BEGIN Data in this exercise
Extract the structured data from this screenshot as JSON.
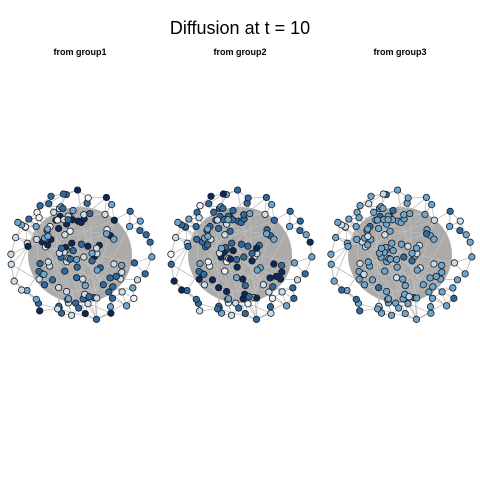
{
  "figure": {
    "title": "Diffusion at t = 10",
    "panels": [
      {
        "title": "from group1"
      },
      {
        "title": "from group2"
      },
      {
        "title": "from group3"
      }
    ]
  },
  "colors": {
    "edge": "#bdbdbd",
    "core_fill": "#9c9c9c",
    "node_stroke": "#1a1a1a",
    "shade_dark": "#0b2a5b",
    "shade_mid": "#2f6aa3",
    "shade_light": "#6fa6cf",
    "shade_pale": "#c9dcec",
    "shade_white": "#eef4fa"
  }
}
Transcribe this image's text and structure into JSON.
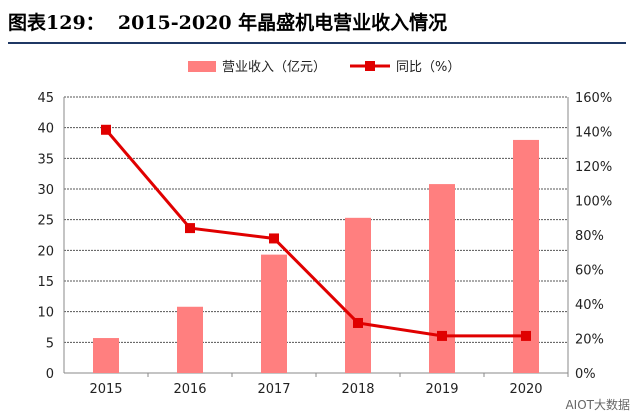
{
  "chart_data": {
    "type": "bar+line",
    "title": "图表129：  2015-2020 年晶盛机电营业收入情况",
    "categories": [
      "2015",
      "2016",
      "2017",
      "2018",
      "2019",
      "2020"
    ],
    "series": [
      {
        "name": "营业收入（亿元）",
        "type": "bar",
        "axis": "left",
        "color": "#ff7f7f",
        "values": [
          5.7,
          10.8,
          19.3,
          25.3,
          30.8,
          38.0
        ]
      },
      {
        "name": "同比（%）",
        "type": "line",
        "axis": "right",
        "color": "#e00000",
        "values": [
          141,
          84,
          78,
          29,
          21.5,
          21.5
        ]
      }
    ],
    "left_axis": {
      "ylim": [
        0,
        45
      ],
      "ticks": [
        "0",
        "5",
        "10",
        "15",
        "20",
        "25",
        "30",
        "35",
        "40",
        "45"
      ]
    },
    "right_axis": {
      "ylim": [
        0,
        160
      ],
      "ticks": [
        "0%",
        "20%",
        "40%",
        "60%",
        "80%",
        "100%",
        "120%",
        "140%",
        "160%"
      ]
    },
    "grid": true,
    "legend": "top",
    "watermark": "AIOT大数据"
  }
}
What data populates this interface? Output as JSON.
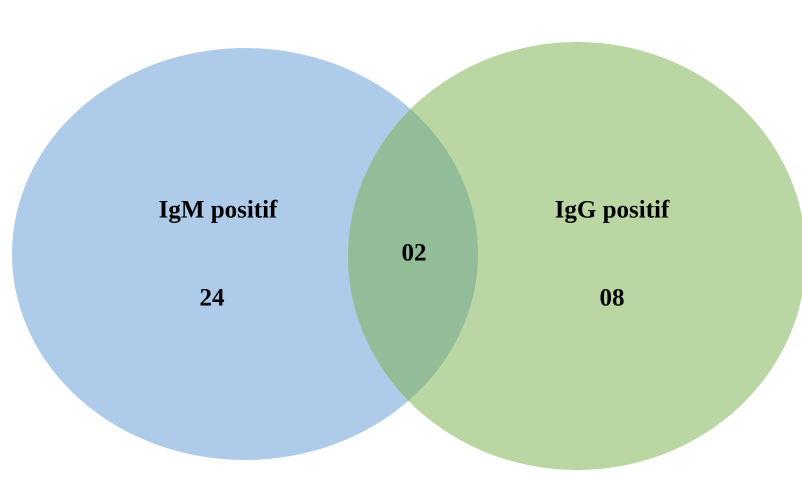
{
  "sets": [
    {
      "label": "IgM positif",
      "count": "24",
      "color": "#aecbea"
    },
    {
      "label": "IgG positif",
      "count": "08",
      "color": "#b9d6a3"
    }
  ],
  "intersection": {
    "count": "02",
    "color": "#93bd98"
  }
}
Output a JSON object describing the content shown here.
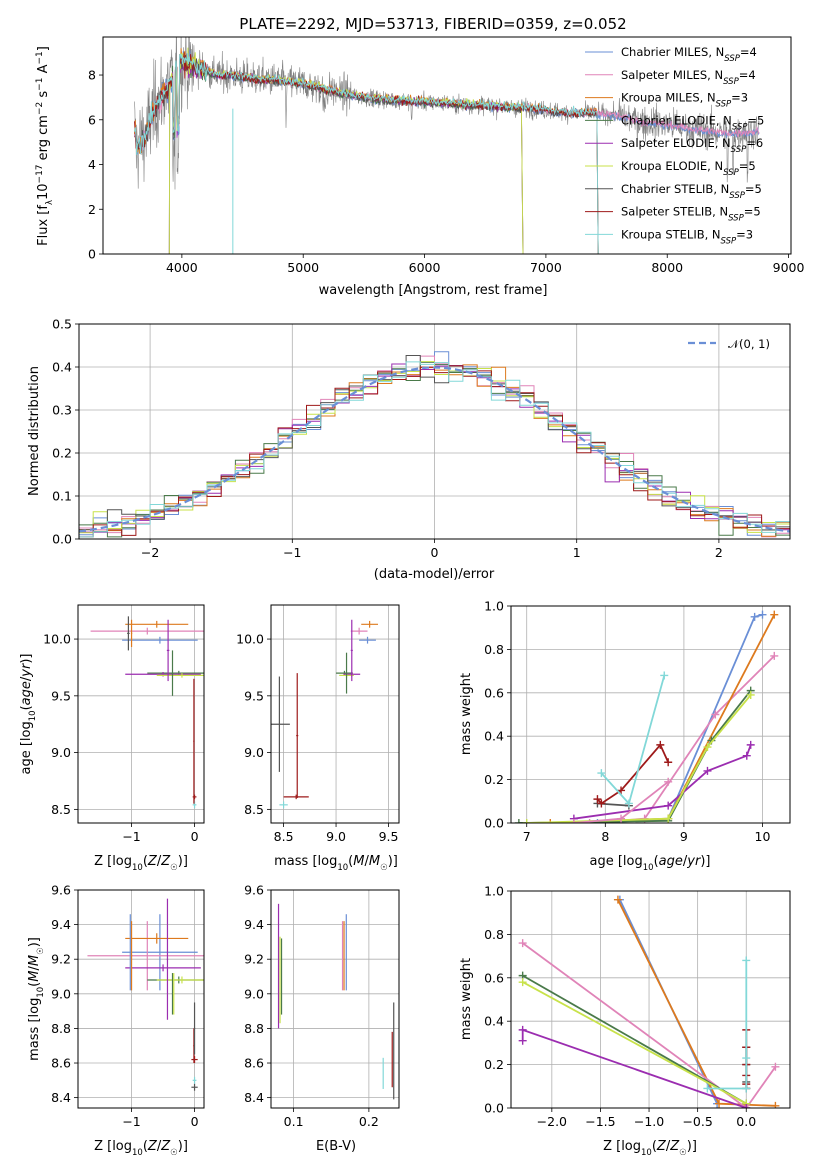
{
  "figure_title": "PLATE=2292, MJD=53713, FIBERID=0359, z=0.052",
  "colors": {
    "Chabrier MILES": "#6a8fd6",
    "Salpeter MILES": "#e084b8",
    "Kroupa MILES": "#dd7a1e",
    "Chabrier ELODIE": "#4a7a4a",
    "Salpeter ELODIE": "#9b2db0",
    "Kroupa ELODIE": "#c8e24a",
    "Chabrier STELIB": "#555555",
    "Salpeter STELIB": "#9e1a1a",
    "Kroupa STELIB": "#82d8d8",
    "data": "#808080",
    "normal": "#6a8fd6"
  },
  "chart_data": [
    {
      "id": "spectrum",
      "type": "line",
      "xlabel": "wavelength [Angstrom, rest frame]",
      "ylabel": "Flux [f_λ 10^-17 erg cm^-2 s^-1 A^-1]",
      "xlim": [
        3350,
        9020
      ],
      "ylim": [
        0,
        9.7
      ],
      "xticks": [
        4000,
        5000,
        6000,
        7000,
        8000,
        9000
      ],
      "yticks": [
        0,
        2,
        4,
        6,
        8
      ],
      "grid": false,
      "legend_position": "right",
      "legend": [
        {
          "model": "Chabrier MILES",
          "label": "Chabrier MILES, N",
          "sub": "SSP",
          "eq": "=4"
        },
        {
          "model": "Salpeter MILES",
          "label": "Salpeter MILES, N",
          "sub": "SSP",
          "eq": "=4"
        },
        {
          "model": "Kroupa MILES",
          "label": "Kroupa MILES, N",
          "sub": "SSP",
          "eq": "=3"
        },
        {
          "model": "Chabrier ELODIE",
          "label": "Chabrier ELODIE, N",
          "sub": "SSP",
          "eq": "=5"
        },
        {
          "model": "Salpeter ELODIE",
          "label": "Salpeter ELODIE, N",
          "sub": "SSP",
          "eq": "=6"
        },
        {
          "model": "Kroupa ELODIE",
          "label": "Kroupa ELODIE, N",
          "sub": "SSP",
          "eq": "=5"
        },
        {
          "model": "Chabrier STELIB",
          "label": "Chabrier STELIB, N",
          "sub": "SSP",
          "eq": "=5"
        },
        {
          "model": "Salpeter STELIB",
          "label": "Salpeter STELIB, N",
          "sub": "SSP",
          "eq": "=5"
        },
        {
          "model": "Kroupa STELIB",
          "label": "Kroupa STELIB, N",
          "sub": "SSP",
          "eq": "=3"
        }
      ],
      "data_wavelength_range": [
        3610,
        8760
      ],
      "continuum_points": [
        [
          3620,
          4.7
        ],
        [
          3700,
          5.3
        ],
        [
          3800,
          6.8
        ],
        [
          3900,
          7.6
        ],
        [
          4000,
          8.7
        ],
        [
          4100,
          8.4
        ],
        [
          4200,
          8.2
        ],
        [
          4300,
          8.0
        ],
        [
          4400,
          8.0
        ],
        [
          4500,
          7.9
        ],
        [
          4700,
          7.8
        ],
        [
          4900,
          7.7
        ],
        [
          5100,
          7.5
        ],
        [
          5300,
          7.2
        ],
        [
          5500,
          7.0
        ],
        [
          5700,
          6.9
        ],
        [
          6000,
          6.8
        ],
        [
          6300,
          6.7
        ],
        [
          6600,
          6.6
        ],
        [
          6900,
          6.5
        ],
        [
          7200,
          6.3
        ],
        [
          7400,
          6.3
        ],
        [
          7600,
          6.2
        ],
        [
          7800,
          5.9
        ],
        [
          8000,
          5.8
        ],
        [
          8200,
          5.6
        ],
        [
          8500,
          5.4
        ],
        [
          8760,
          5.5
        ]
      ],
      "model_ranges": {
        "Kroupa STELIB": [
          3610,
          7420
        ],
        "Salpeter STELIB": [
          3610,
          7420
        ],
        "Chabrier STELIB": [
          3610,
          7420
        ],
        "Kroupa MILES": [
          3610,
          7420
        ],
        "Chabrier MILES": [
          3610,
          8760
        ],
        "Salpeter MILES": [
          3610,
          8760
        ],
        "Chabrier ELODIE": [
          3900,
          6800
        ],
        "Kroupa ELODIE": [
          3900,
          6800
        ],
        "Salpeter ELODIE": [
          3900,
          6800
        ]
      }
    },
    {
      "id": "residuals",
      "type": "histogram",
      "xlabel": "(data-model)/error",
      "ylabel": "Normed distribution",
      "xlim": [
        -2.5,
        2.5
      ],
      "ylim": [
        0,
        0.5
      ],
      "xticks": [
        -2,
        -1,
        0,
        1,
        2
      ],
      "yticks": [
        0.0,
        0.1,
        0.2,
        0.3,
        0.4,
        0.5
      ],
      "grid": true,
      "legend_position": "top-right",
      "legend_label": "𝒩(0, 1)",
      "bin_width": 0.1
    },
    {
      "id": "age_vs_Z",
      "type": "errorbar",
      "xlabel": "Z [log10(Z/Z☉)]",
      "ylabel": "age [log10(age/yr)]",
      "xlim": [
        -1.85,
        0.15
      ],
      "ylim": [
        8.38,
        10.3
      ],
      "xticks": [
        -1,
        0
      ],
      "yticks": [
        8.5,
        9.0,
        9.5,
        10.0
      ],
      "grid": true,
      "points": [
        {
          "model": "Chabrier MILES",
          "x": -0.55,
          "xerr": 0.6,
          "y": 9.99,
          "yerr": 0.03
        },
        {
          "model": "Salpeter MILES",
          "x": -0.75,
          "xerr": 0.9,
          "y": 10.07,
          "yerr": 0.03
        },
        {
          "model": "Kroupa MILES",
          "x": -0.6,
          "xerr": 0.5,
          "y": 10.13,
          "yerr": 0.03
        },
        {
          "model": "Chabrier ELODIE",
          "x": -0.25,
          "xerr": 0.5,
          "y": 9.7,
          "yerr": 0.02
        },
        {
          "model": "Salpeter ELODIE",
          "x": -0.5,
          "xerr": 0.6,
          "y": 9.69,
          "yerr": 0.02
        },
        {
          "model": "Kroupa ELODIE",
          "x": -0.2,
          "xerr": 0.4,
          "y": 9.68,
          "yerr": 0.02
        },
        {
          "model": "Chabrier STELIB",
          "x": -1.05,
          "xerr": 0.02,
          "y": 10.05,
          "yerr": 0.15
        },
        {
          "model": "Salpeter STELIB",
          "x": 0.0,
          "xerr": 0.03,
          "y": 8.61,
          "yerr": 0.02
        },
        {
          "model": "Kroupa STELIB",
          "x": 0.0,
          "xerr": 0.03,
          "y": 8.54,
          "yerr": 0.03
        },
        {
          "model": "Chabrier ELODIE",
          "x": -0.35,
          "xerr": 0.02,
          "y": 9.7,
          "yerr": 0.2
        },
        {
          "model": "Salpeter ELODIE",
          "x": -0.42,
          "xerr": 0.02,
          "y": 9.9,
          "yerr": 0.27
        },
        {
          "model": "Salpeter STELIB",
          "x": -0.01,
          "xerr": 0.01,
          "y": 9.1,
          "yerr": 0.55
        },
        {
          "model": "Kroupa MILES",
          "x": -1.0,
          "xerr": 0.01,
          "y": 10.05,
          "yerr": 0.12
        }
      ]
    },
    {
      "id": "age_vs_mass",
      "type": "errorbar",
      "xlabel": "mass [log10(M/M☉)]",
      "ylabel": "",
      "xlim": [
        8.38,
        9.6
      ],
      "ylim": [
        8.38,
        10.3
      ],
      "xticks": [
        8.5,
        9.0,
        9.5
      ],
      "yticks": [
        8.5,
        9.0,
        9.5,
        10.0
      ],
      "grid": true,
      "points": [
        {
          "model": "Chabrier MILES",
          "x": 9.3,
          "xerr": 0.08,
          "y": 9.99,
          "yerr": 0.03
        },
        {
          "model": "Salpeter MILES",
          "x": 9.22,
          "xerr": 0.08,
          "y": 10.07,
          "yerr": 0.03
        },
        {
          "model": "Kroupa MILES",
          "x": 9.32,
          "xerr": 0.08,
          "y": 10.13,
          "yerr": 0.03
        },
        {
          "model": "Chabrier ELODIE",
          "x": 9.08,
          "xerr": 0.08,
          "y": 9.7,
          "yerr": 0.02
        },
        {
          "model": "Salpeter ELODIE",
          "x": 9.15,
          "xerr": 0.08,
          "y": 9.69,
          "yerr": 0.02
        },
        {
          "model": "Kroupa ELODIE",
          "x": 9.1,
          "xerr": 0.07,
          "y": 9.68,
          "yerr": 0.02
        },
        {
          "model": "Chabrier STELIB",
          "x": 8.46,
          "xerr": 0.1,
          "y": 9.25,
          "yerr": 0.42
        },
        {
          "model": "Salpeter STELIB",
          "x": 8.62,
          "xerr": 0.12,
          "y": 8.61,
          "yerr": 0.02
        },
        {
          "model": "Kroupa STELIB",
          "x": 8.5,
          "xerr": 0.04,
          "y": 8.54,
          "yerr": 0.03
        },
        {
          "model": "Salpeter STELIB",
          "x": 8.63,
          "xerr": 0.01,
          "y": 9.15,
          "yerr": 0.55
        },
        {
          "model": "Chabrier ELODIE",
          "x": 9.1,
          "xerr": 0.01,
          "y": 9.7,
          "yerr": 0.18
        },
        {
          "model": "Salpeter ELODIE",
          "x": 9.15,
          "xerr": 0.01,
          "y": 9.9,
          "yerr": 0.27
        }
      ]
    },
    {
      "id": "massweight_vs_age",
      "type": "line",
      "xlabel": "age [log10(age/yr)]",
      "ylabel": "mass weight",
      "xlim": [
        6.8,
        10.35
      ],
      "ylim": [
        0,
        1.0
      ],
      "xticks": [
        7,
        8,
        9,
        10
      ],
      "yticks": [
        0.0,
        0.2,
        0.4,
        0.6,
        0.8,
        1.0
      ],
      "grid": true,
      "series": [
        {
          "model": "Chabrier MILES",
          "x": [
            7.9,
            8.8,
            9.9,
            10.0
          ],
          "y": [
            0.0,
            0.02,
            0.95,
            0.96
          ]
        },
        {
          "model": "Salpeter MILES",
          "x": [
            7.8,
            8.5,
            9.4,
            10.15
          ],
          "y": [
            0.0,
            0.02,
            0.5,
            0.77
          ]
        },
        {
          "model": "Kroupa MILES",
          "x": [
            7.3,
            8.8,
            10.15
          ],
          "y": [
            0.0,
            0.02,
            0.96
          ]
        },
        {
          "model": "Chabrier ELODIE",
          "x": [
            6.9,
            8.8,
            9.35,
            9.85
          ],
          "y": [
            0.0,
            0.01,
            0.38,
            0.61
          ]
        },
        {
          "model": "Salpeter ELODIE",
          "x": [
            7.6,
            8.8,
            9.3,
            9.8,
            9.85
          ],
          "y": [
            0.02,
            0.08,
            0.24,
            0.31,
            0.36
          ]
        },
        {
          "model": "Kroupa ELODIE",
          "x": [
            7.0,
            8.8,
            9.3,
            9.85
          ],
          "y": [
            0.0,
            0.02,
            0.35,
            0.59
          ]
        },
        {
          "model": "Chabrier STELIB",
          "x": [
            7.9,
            8.3
          ],
          "y": [
            0.09,
            0.08
          ]
        },
        {
          "model": "Salpeter STELIB",
          "x": [
            7.9,
            7.95,
            8.2,
            8.7,
            8.8
          ],
          "y": [
            0.11,
            0.09,
            0.15,
            0.36,
            0.28
          ]
        },
        {
          "model": "Kroupa STELIB",
          "x": [
            7.95,
            8.3,
            8.75
          ],
          "y": [
            0.23,
            0.09,
            0.68
          ]
        },
        {
          "model": "Salpeter MILES",
          "x": [
            7.6,
            8.2,
            8.8
          ],
          "y": [
            0.0,
            0.02,
            0.19
          ]
        }
      ]
    },
    {
      "id": "mass_vs_Z",
      "type": "errorbar",
      "xlabel": "Z [log10(Z/Z☉)]",
      "ylabel": "mass [log10(M/M☉)]",
      "xlim": [
        -1.85,
        0.15
      ],
      "ylim": [
        8.34,
        9.6
      ],
      "xticks": [
        -1,
        0
      ],
      "yticks": [
        8.4,
        8.6,
        8.8,
        9.0,
        9.2,
        9.4,
        9.6
      ],
      "grid": true,
      "points": [
        {
          "model": "Chabrier MILES",
          "x": -0.55,
          "xerr": 0.6,
          "y": 9.24,
          "yerr": 0.22
        },
        {
          "model": "Salpeter MILES",
          "x": -0.75,
          "xerr": 0.95,
          "y": 9.22,
          "yerr": 0.2
        },
        {
          "model": "Kroupa MILES",
          "x": -0.6,
          "xerr": 0.5,
          "y": 9.32,
          "yerr": 0.03
        },
        {
          "model": "Chabrier ELODIE",
          "x": -0.25,
          "xerr": 0.5,
          "y": 9.08,
          "yerr": 0.02
        },
        {
          "model": "Salpeter ELODIE",
          "x": -0.5,
          "xerr": 0.6,
          "y": 9.15,
          "yerr": 0.02
        },
        {
          "model": "Kroupa ELODIE",
          "x": -0.2,
          "xerr": 0.4,
          "y": 9.08,
          "yerr": 0.02
        },
        {
          "model": "Chabrier STELIB",
          "x": 0.0,
          "xerr": 0.05,
          "y": 8.46,
          "yerr": 0.02
        },
        {
          "model": "Salpeter STELIB",
          "x": 0.0,
          "xerr": 0.05,
          "y": 8.62,
          "yerr": 0.02
        },
        {
          "model": "Kroupa STELIB",
          "x": 0.0,
          "xerr": 0.03,
          "y": 8.5,
          "yerr": 0.02
        },
        {
          "model": "Chabrier MILES",
          "x": -1.02,
          "xerr": 0.01,
          "y": 9.24,
          "yerr": 0.22
        },
        {
          "model": "Kroupa MILES",
          "x": -1.0,
          "xerr": 0.01,
          "y": 9.22,
          "yerr": 0.2
        },
        {
          "model": "Salpeter ELODIE",
          "x": -0.43,
          "xerr": 0.01,
          "y": 9.2,
          "yerr": 0.35
        },
        {
          "model": "Chabrier ELODIE",
          "x": -0.35,
          "xerr": 0.01,
          "y": 9.0,
          "yerr": 0.12
        },
        {
          "model": "Kroupa ELODIE",
          "x": -0.33,
          "xerr": 0.01,
          "y": 9.0,
          "yerr": 0.12
        },
        {
          "model": "Salpeter STELIB",
          "x": -0.01,
          "xerr": 0.01,
          "y": 8.7,
          "yerr": 0.1
        },
        {
          "model": "Chabrier STELIB",
          "x": 0.0,
          "xerr": 0.01,
          "y": 8.8,
          "yerr": 0.15
        }
      ]
    },
    {
      "id": "mass_vs_EBV",
      "type": "errorbar",
      "xlabel": "E(B-V)",
      "ylabel": "",
      "xlim": [
        0.07,
        0.24
      ],
      "ylim": [
        8.34,
        9.6
      ],
      "xticks": [
        0.1,
        0.2
      ],
      "yticks": [
        8.4,
        8.6,
        8.8,
        9.0,
        9.2,
        9.4,
        9.6
      ],
      "grid": true,
      "points": [
        {
          "model": "Chabrier MILES",
          "x": 0.17,
          "xerr": 0.0,
          "y": 9.24,
          "yerr": 0.22
        },
        {
          "model": "Salpeter MILES",
          "x": 0.165,
          "xerr": 0.0,
          "y": 9.22,
          "yerr": 0.2
        },
        {
          "model": "Kroupa MILES",
          "x": 0.167,
          "xerr": 0.0,
          "y": 9.22,
          "yerr": 0.2
        },
        {
          "model": "Chabrier ELODIE",
          "x": 0.084,
          "xerr": 0.0,
          "y": 9.1,
          "yerr": 0.22
        },
        {
          "model": "Salpeter ELODIE",
          "x": 0.08,
          "xerr": 0.0,
          "y": 9.16,
          "yerr": 0.36
        },
        {
          "model": "Kroupa ELODIE",
          "x": 0.082,
          "xerr": 0.0,
          "y": 9.08,
          "yerr": 0.25
        },
        {
          "model": "Chabrier STELIB",
          "x": 0.233,
          "xerr": 0.0,
          "y": 8.67,
          "yerr": 0.28
        },
        {
          "model": "Salpeter STELIB",
          "x": 0.231,
          "xerr": 0.0,
          "y": 8.62,
          "yerr": 0.16
        },
        {
          "model": "Kroupa STELIB",
          "x": 0.219,
          "xerr": 0.0,
          "y": 8.54,
          "yerr": 0.09
        }
      ]
    },
    {
      "id": "massweight_vs_Z",
      "type": "line",
      "xlabel": "Z [log10(Z/Z☉)]",
      "ylabel": "mass weight",
      "xlim": [
        -2.42,
        0.45
      ],
      "ylim": [
        0,
        1.0
      ],
      "xticks": [
        -2.0,
        -1.5,
        -1.0,
        -0.5,
        0.0
      ],
      "yticks": [
        0.0,
        0.2,
        0.4,
        0.6,
        0.8,
        1.0
      ],
      "grid": true,
      "series": [
        {
          "model": "Chabrier MILES",
          "x": [
            -1.3,
            -0.3
          ],
          "y": [
            0.96,
            0.02
          ]
        },
        {
          "model": "Kroupa MILES",
          "x": [
            -1.32,
            -0.28,
            0.3
          ],
          "y": [
            0.96,
            0.02,
            0.01
          ]
        },
        {
          "model": "Salpeter MILES",
          "x": [
            -2.3,
            0.0,
            0.3
          ],
          "y": [
            0.76,
            0.0,
            0.19
          ]
        },
        {
          "model": "Chabrier ELODIE",
          "x": [
            -2.3,
            0.0
          ],
          "y": [
            0.61,
            0.02
          ]
        },
        {
          "model": "Kroupa ELODIE",
          "x": [
            -2.3,
            0.0
          ],
          "y": [
            0.58,
            0.02
          ]
        },
        {
          "model": "Salpeter ELODIE",
          "x": [
            -2.3,
            -2.3,
            0.0
          ],
          "y": [
            0.31,
            0.36,
            0.0
          ]
        },
        {
          "model": "Chabrier STELIB",
          "x": [
            0.0,
            0.0,
            0.0,
            0.0
          ],
          "y": [
            0.09,
            0.12,
            0.2,
            0.28
          ]
        },
        {
          "model": "Salpeter STELIB",
          "x": [
            0.0,
            0.0,
            0.0,
            0.0,
            0.0,
            0.0
          ],
          "y": [
            0.09,
            0.11,
            0.15,
            0.2,
            0.28,
            0.36
          ]
        },
        {
          "model": "Kroupa STELIB",
          "x": [
            0.0,
            0.0,
            0.0,
            -0.4
          ],
          "y": [
            0.68,
            0.23,
            0.09,
            0.09
          ]
        }
      ]
    }
  ]
}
END Data in this exercise
▶ _Description of the task_
Extract every line above containing the word "xlabel".

▶ _Solved problem_
      "xlabel": "wavelength [Angstrom, rest frame]",
      "xlabel": "(data-model)/error",
      "xlabel": "Z [log10(Z/Z☉)]",
      "xlabel": "mass [log10(M/M☉)]",
      "xlabel": "age [log10(age/yr)]",
      "xlabel": "Z [log10(Z/Z☉)]",
      "xlabel": "E(B-V)",
      "xlabel": "Z [log10(Z/Z☉)]",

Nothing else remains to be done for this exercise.